• [Aim of the exercise]: Copy every line of the records below verbatim, omitting the pictures.

• [Material shown]:
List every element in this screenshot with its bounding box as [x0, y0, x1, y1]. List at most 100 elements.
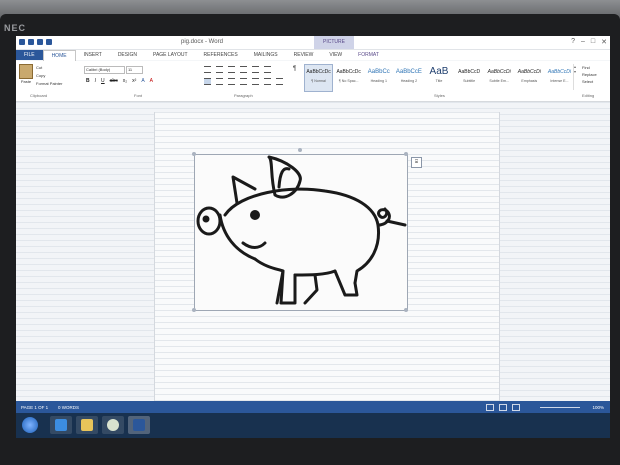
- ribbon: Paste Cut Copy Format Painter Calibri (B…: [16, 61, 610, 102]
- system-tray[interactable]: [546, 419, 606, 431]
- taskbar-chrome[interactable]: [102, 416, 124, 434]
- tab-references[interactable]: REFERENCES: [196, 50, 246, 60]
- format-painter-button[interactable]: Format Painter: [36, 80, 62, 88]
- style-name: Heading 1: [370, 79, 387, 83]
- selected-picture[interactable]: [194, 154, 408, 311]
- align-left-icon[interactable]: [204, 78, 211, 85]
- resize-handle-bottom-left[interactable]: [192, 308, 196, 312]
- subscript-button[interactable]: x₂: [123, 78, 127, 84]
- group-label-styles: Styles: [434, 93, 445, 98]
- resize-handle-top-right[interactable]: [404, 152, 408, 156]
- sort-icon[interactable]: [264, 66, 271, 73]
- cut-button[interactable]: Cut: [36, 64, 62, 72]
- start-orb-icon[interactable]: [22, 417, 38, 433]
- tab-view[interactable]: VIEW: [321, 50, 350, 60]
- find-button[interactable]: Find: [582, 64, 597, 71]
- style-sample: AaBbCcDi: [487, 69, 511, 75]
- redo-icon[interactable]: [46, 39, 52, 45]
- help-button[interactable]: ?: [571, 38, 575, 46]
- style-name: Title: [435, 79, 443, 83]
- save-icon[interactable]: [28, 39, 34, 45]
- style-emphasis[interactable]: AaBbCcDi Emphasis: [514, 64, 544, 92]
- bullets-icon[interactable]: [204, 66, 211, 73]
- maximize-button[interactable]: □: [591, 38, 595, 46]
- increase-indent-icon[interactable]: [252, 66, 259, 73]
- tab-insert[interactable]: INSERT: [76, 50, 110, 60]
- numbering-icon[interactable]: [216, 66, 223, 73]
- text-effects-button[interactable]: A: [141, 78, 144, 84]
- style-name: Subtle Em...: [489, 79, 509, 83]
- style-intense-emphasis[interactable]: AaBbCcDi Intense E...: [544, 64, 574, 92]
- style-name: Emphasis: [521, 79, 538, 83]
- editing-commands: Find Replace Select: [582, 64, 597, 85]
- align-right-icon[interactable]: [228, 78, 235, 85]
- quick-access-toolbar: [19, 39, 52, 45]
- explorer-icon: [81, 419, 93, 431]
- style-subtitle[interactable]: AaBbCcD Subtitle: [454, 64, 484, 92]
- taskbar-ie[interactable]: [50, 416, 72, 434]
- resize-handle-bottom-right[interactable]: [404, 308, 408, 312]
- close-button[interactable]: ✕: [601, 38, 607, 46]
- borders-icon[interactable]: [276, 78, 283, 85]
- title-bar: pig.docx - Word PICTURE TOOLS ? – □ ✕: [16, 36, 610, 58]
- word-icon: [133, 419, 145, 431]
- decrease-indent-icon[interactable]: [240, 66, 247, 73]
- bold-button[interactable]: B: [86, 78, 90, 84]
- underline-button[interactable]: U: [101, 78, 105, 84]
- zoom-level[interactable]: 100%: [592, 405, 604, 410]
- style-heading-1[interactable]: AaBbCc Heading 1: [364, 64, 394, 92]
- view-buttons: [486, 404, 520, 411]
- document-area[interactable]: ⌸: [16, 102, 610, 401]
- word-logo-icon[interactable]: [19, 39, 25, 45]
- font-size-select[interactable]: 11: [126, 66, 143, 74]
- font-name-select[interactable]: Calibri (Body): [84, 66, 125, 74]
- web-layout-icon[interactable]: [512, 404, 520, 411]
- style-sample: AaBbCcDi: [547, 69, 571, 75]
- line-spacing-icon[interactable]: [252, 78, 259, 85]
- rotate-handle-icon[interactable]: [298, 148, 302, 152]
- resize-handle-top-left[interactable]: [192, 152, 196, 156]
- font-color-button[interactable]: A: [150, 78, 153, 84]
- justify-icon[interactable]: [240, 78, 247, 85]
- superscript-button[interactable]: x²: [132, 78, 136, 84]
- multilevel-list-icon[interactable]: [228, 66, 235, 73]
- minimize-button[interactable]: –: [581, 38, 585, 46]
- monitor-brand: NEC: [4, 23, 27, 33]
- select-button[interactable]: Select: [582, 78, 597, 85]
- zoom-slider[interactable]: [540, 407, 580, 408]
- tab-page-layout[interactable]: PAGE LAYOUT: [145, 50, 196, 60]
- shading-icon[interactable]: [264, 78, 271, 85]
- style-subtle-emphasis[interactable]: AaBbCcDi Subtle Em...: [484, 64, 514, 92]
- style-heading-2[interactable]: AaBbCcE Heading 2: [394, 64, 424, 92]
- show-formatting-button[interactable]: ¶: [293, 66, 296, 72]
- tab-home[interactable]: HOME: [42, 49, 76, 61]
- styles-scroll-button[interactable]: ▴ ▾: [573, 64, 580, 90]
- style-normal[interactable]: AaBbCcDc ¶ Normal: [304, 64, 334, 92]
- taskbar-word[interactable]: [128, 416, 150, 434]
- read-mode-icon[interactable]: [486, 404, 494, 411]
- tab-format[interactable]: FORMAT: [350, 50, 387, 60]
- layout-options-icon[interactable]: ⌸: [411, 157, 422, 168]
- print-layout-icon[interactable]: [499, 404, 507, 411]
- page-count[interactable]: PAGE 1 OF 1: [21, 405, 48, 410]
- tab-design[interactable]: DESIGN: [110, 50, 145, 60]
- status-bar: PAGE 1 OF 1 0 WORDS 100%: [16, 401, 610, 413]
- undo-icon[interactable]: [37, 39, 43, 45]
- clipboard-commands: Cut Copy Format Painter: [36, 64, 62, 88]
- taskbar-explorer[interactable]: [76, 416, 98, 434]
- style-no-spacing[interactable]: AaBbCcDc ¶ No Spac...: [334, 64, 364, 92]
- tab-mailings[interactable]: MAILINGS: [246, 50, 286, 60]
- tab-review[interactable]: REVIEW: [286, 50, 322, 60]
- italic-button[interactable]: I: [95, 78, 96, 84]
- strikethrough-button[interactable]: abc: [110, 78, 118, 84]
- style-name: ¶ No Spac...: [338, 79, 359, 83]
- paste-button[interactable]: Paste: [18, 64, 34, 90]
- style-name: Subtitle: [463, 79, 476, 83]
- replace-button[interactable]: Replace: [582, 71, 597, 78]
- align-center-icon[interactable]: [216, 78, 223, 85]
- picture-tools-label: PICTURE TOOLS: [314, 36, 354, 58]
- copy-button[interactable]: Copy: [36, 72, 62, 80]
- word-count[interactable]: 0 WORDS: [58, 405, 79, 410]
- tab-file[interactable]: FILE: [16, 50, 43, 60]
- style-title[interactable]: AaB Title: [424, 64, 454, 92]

• [Exercise response]:
List every element in this screenshot with its bounding box as [x0, y0, x1, y1]. List at most 100 elements.
- ribbon: Paste Cut Copy Format Painter Calibri (B…: [16, 61, 610, 102]
- system-tray[interactable]: [546, 419, 606, 431]
- taskbar-chrome[interactable]: [102, 416, 124, 434]
- tab-references[interactable]: REFERENCES: [196, 50, 246, 60]
- format-painter-button[interactable]: Format Painter: [36, 80, 62, 88]
- style-name: Heading 1: [370, 79, 387, 83]
- selected-picture[interactable]: [194, 154, 408, 311]
- align-left-icon[interactable]: [204, 78, 211, 85]
- resize-handle-bottom-left[interactable]: [192, 308, 196, 312]
- subscript-button[interactable]: x₂: [123, 78, 127, 84]
- group-label-styles: Styles: [434, 93, 445, 98]
- resize-handle-top-right[interactable]: [404, 152, 408, 156]
- sort-icon[interactable]: [264, 66, 271, 73]
- cut-button[interactable]: Cut: [36, 64, 62, 72]
- start-orb-icon[interactable]: [22, 417, 38, 433]
- tab-view[interactable]: VIEW: [321, 50, 350, 60]
- find-button[interactable]: Find: [582, 64, 597, 71]
- style-sample: AaBbCcDi: [487, 69, 511, 75]
- redo-icon[interactable]: [46, 39, 52, 45]
- help-button[interactable]: ?: [571, 38, 575, 46]
- style-name: Title: [435, 79, 443, 83]
- save-icon[interactable]: [28, 39, 34, 45]
- style-emphasis[interactable]: AaBbCcDi Emphasis: [514, 64, 544, 92]
- bullets-icon[interactable]: [204, 66, 211, 73]
- maximize-button[interactable]: □: [591, 38, 595, 46]
- increase-indent-icon[interactable]: [252, 66, 259, 73]
- tab-insert[interactable]: INSERT: [76, 50, 110, 60]
- numbering-icon[interactable]: [216, 66, 223, 73]
- text-effects-button[interactable]: A: [141, 78, 144, 84]
- style-name: Subtle Em...: [489, 79, 509, 83]
- style-intense-emphasis[interactable]: AaBbCcDi Intense E...: [544, 64, 574, 92]
- style-name: Emphasis: [521, 79, 538, 83]
- editing-commands: Find Replace Select: [582, 64, 597, 85]
- align-right-icon[interactable]: [228, 78, 235, 85]
- quick-access-toolbar: [19, 39, 52, 45]
- explorer-icon: [81, 419, 93, 431]
- style-subtitle[interactable]: AaBbCcD Subtitle: [454, 64, 484, 92]
- taskbar-ie[interactable]: [50, 416, 72, 434]
- resize-handle-bottom-right[interactable]: [404, 308, 408, 312]
- close-button[interactable]: ✕: [601, 38, 607, 46]
- borders-icon[interactable]: [276, 78, 283, 85]
- title-bar: pig.docx - Word PICTURE TOOLS ? – □ ✕: [16, 36, 610, 58]
- word-icon: [133, 419, 145, 431]
- decrease-indent-icon[interactable]: [240, 66, 247, 73]
- bold-button[interactable]: B: [86, 78, 90, 84]
- underline-button[interactable]: U: [101, 78, 105, 84]
- zoom-level[interactable]: 100%: [592, 405, 604, 410]
- style-heading-1[interactable]: AaBbCc Heading 1: [364, 64, 394, 92]
- view-buttons: [486, 404, 520, 411]
- document-area[interactable]: ⌸: [16, 102, 610, 401]
- word-logo-icon[interactable]: [19, 39, 25, 45]
- font-size-select[interactable]: 11: [126, 66, 143, 74]
- font-name-select[interactable]: Calibri (Body): [84, 66, 125, 74]
- web-layout-icon[interactable]: [512, 404, 520, 411]
- style-sample: AaBbCcDi: [547, 69, 571, 75]
- line-spacing-icon[interactable]: [252, 78, 259, 85]
- rotate-handle-icon[interactable]: [298, 148, 302, 152]
- resize-handle-top-left[interactable]: [192, 152, 196, 156]
- font-color-button[interactable]: A: [150, 78, 153, 84]
- justify-icon[interactable]: [240, 78, 247, 85]
- superscript-button[interactable]: x²: [132, 78, 136, 84]
- multilevel-list-icon[interactable]: [228, 66, 235, 73]
- minimize-button[interactable]: –: [581, 38, 585, 46]
- monitor-brand: NEC: [4, 23, 27, 33]
- select-button[interactable]: Select: [582, 78, 597, 85]
- zoom-slider[interactable]: [540, 407, 580, 408]
- tab-page-layout[interactable]: PAGE LAYOUT: [145, 50, 196, 60]
- shading-icon[interactable]: [264, 78, 271, 85]
- style-subtle-emphasis[interactable]: AaBbCcDi Subtle Em...: [484, 64, 514, 92]
- style-heading-2[interactable]: AaBbCcE Heading 2: [394, 64, 424, 92]
- show-formatting-button[interactable]: ¶: [293, 66, 296, 72]
- tab-home[interactable]: HOME: [42, 49, 76, 61]
- styles-scroll-button[interactable]: ▴ ▾: [573, 64, 580, 90]
- style-normal[interactable]: AaBbCcDc ¶ Normal: [304, 64, 334, 92]
- taskbar-word[interactable]: [128, 416, 150, 434]
- read-mode-icon[interactable]: [486, 404, 494, 411]
- tab-format[interactable]: FORMAT: [350, 50, 387, 60]
- layout-options-icon[interactable]: ⌸: [411, 157, 422, 168]
- print-layout-icon[interactable]: [499, 404, 507, 411]
- page-count[interactable]: PAGE 1 OF 1: [21, 405, 48, 410]
- tab-design[interactable]: DESIGN: [110, 50, 145, 60]
- status-bar: PAGE 1 OF 1 0 WORDS 100%: [16, 401, 610, 413]
- undo-icon[interactable]: [37, 39, 43, 45]
- clipboard-commands: Cut Copy Format Painter: [36, 64, 62, 88]
- taskbar-explorer[interactable]: [76, 416, 98, 434]
- style-no-spacing[interactable]: AaBbCcDc ¶ No Spac...: [334, 64, 364, 92]
- tab-mailings[interactable]: MAILINGS: [246, 50, 286, 60]
- tab-review[interactable]: REVIEW: [286, 50, 322, 60]
- italic-button[interactable]: I: [95, 78, 96, 84]
- strikethrough-button[interactable]: abc: [110, 78, 118, 84]
- style-name: ¶ No Spac...: [338, 79, 359, 83]
- paste-button[interactable]: Paste: [18, 64, 34, 90]
- style-name: Subtitle: [463, 79, 476, 83]
- replace-button[interactable]: Replace: [582, 71, 597, 78]
- align-center-icon[interactable]: [216, 78, 223, 85]
- picture-tools-label: PICTURE TOOLS: [314, 36, 354, 58]
- copy-button[interactable]: Copy: [36, 72, 62, 80]
- word-count[interactable]: 0 WORDS: [58, 405, 79, 410]
- tab-file[interactable]: FILE: [16, 50, 43, 60]
- style-title[interactable]: AaB Title: [424, 64, 454, 92]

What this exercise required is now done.